## [Written problem]
Each line below should be reproduced without any alteration.
━━━━━━━━━━━━━━━━━━━━
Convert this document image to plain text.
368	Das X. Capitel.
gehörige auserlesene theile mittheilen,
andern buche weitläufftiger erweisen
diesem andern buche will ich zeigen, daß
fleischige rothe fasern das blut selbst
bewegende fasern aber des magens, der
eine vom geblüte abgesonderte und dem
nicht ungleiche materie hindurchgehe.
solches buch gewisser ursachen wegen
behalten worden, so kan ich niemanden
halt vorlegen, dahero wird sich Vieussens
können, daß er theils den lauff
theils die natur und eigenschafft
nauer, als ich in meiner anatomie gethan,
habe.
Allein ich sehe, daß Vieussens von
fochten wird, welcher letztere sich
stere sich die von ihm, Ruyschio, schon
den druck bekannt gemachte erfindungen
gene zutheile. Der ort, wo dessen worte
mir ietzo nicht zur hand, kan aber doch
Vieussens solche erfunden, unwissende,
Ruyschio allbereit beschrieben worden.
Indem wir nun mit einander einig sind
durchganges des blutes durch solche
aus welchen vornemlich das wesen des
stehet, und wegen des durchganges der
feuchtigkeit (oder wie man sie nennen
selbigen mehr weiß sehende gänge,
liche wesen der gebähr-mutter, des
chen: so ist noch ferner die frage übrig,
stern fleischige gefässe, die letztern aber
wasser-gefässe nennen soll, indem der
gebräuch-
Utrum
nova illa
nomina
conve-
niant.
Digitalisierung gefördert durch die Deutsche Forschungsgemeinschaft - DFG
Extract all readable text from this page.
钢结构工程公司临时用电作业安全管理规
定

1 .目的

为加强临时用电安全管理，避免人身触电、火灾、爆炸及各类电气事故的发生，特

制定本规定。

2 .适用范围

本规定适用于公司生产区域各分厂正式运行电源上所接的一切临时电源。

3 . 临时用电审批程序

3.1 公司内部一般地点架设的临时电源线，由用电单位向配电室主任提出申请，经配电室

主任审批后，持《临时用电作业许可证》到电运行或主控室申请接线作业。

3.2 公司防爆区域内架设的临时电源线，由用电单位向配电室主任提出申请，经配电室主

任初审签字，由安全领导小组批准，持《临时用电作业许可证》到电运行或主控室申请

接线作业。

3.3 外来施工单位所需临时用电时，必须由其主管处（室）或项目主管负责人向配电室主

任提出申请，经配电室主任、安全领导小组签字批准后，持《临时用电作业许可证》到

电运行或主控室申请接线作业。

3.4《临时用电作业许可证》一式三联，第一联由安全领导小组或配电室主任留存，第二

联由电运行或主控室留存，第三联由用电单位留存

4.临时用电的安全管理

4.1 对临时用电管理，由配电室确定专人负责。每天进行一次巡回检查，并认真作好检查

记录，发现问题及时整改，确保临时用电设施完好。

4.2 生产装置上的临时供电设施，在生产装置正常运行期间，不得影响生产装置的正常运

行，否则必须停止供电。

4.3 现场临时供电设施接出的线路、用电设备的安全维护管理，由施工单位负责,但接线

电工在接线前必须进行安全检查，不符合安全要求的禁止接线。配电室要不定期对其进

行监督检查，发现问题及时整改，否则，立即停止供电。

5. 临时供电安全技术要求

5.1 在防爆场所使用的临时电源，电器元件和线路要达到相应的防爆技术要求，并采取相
━━━━━━━━━━━━━━━━━━━━
## [Exercise solution]
Convert this document image to plain text.
368	Das X. Capitel.
gehörige auserlesene theile mittheilen,
andern buche weitläufftiger erweisen
diesem andern buche will ich zeigen, daß
fleischige rothe fasern das blut selbst
bewegende fasern aber des magens, der
eine vom geblüte abgesonderte und dem
nicht ungleiche materie hindurchgehe.
solches buch gewisser ursachen wegen
behalten worden, so kan ich niemanden
halt vorlegen, dahero wird sich Vieussens
können, daß er theils den lauff
theils die natur und eigenschafft
nauer, als ich in meiner anatomie gethan,
habe.
Allein ich sehe, daß Vieussens von
fochten wird, welcher letztere sich
stere sich die von ihm, Ruyschio, schon
den druck bekannt gemachte erfindungen
gene zutheile. Der ort, wo dessen worte
mir ietzo nicht zur hand, kan aber doch
Vieussens solche erfunden, unwissende,
Ruyschio allbereit beschrieben worden.
Indem wir nun mit einander einig sind
durchganges des blutes durch solche
aus welchen vornemlich das wesen des
stehet, und wegen des durchganges der
feuchtigkeit (oder wie man sie nennen
selbigen mehr weiß sehende gänge,
liche wesen der gebähr-mutter, des
chen: so ist noch ferner die frage übrig,
stern fleischige gefässe, die letztern aber
wasser-gefässe nennen soll, indem der
gebräuch-
Utrum
nova illa
nomina
conve-
niant.
Digitalisierung gefördert durch die Deutsche Forschungsgemeinschaft - DFG
Extract all readable text from this page.
钢结构工程公司临时用电作业安全管理规
定

1 .目的

为加强临时用电安全管理，避免人身触电、火灾、爆炸及各类电气事故的发生，特

制定本规定。

2 .适用范围

本规定适用于公司生产区域各分厂正式运行电源上所接的一切临时电源。

3 . 临时用电审批程序

3.1 公司内部一般地点架设的临时电源线，由用电单位向配电室主任提出申请，经配电室

主任审批后，持《临时用电作业许可证》到电运行或主控室申请接线作业。

3.2 公司防爆区域内架设的临时电源线，由用电单位向配电室主任提出申请，经配电室主

任初审签字，由安全领导小组批准，持《临时用电作业许可证》到电运行或主控室申请

接线作业。

3.3 外来施工单位所需临时用电时，必须由其主管处（室）或项目主管负责人向配电室主

任提出申请，经配电室主任、安全领导小组签字批准后，持《临时用电作业许可证》到

电运行或主控室申请接线作业。

3.4《临时用电作业许可证》一式三联，第一联由安全领导小组或配电室主任留存，第二

联由电运行或主控室留存，第三联由用电单位留存

4.临时用电的安全管理

4.1 对临时用电管理，由配电室确定专人负责。每天进行一次巡回检查，并认真作好检查

记录，发现问题及时整改，确保临时用电设施完好。

4.2 生产装置上的临时供电设施，在生产装置正常运行期间，不得影响生产装置的正常运

行，否则必须停止供电。

4.3 现场临时供电设施接出的线路、用电设备的安全维护管理，由施工单位负责,但接线

电工在接线前必须进行安全检查，不符合安全要求的禁止接线。配电室要不定期对其进

行监督检查，发现问题及时整改，否则，立即停止供电。

5. 临时供电安全技术要求

5.1 在防爆场所使用的临时电源，电器元件和线路要达到相应的防爆技术要求，并采取相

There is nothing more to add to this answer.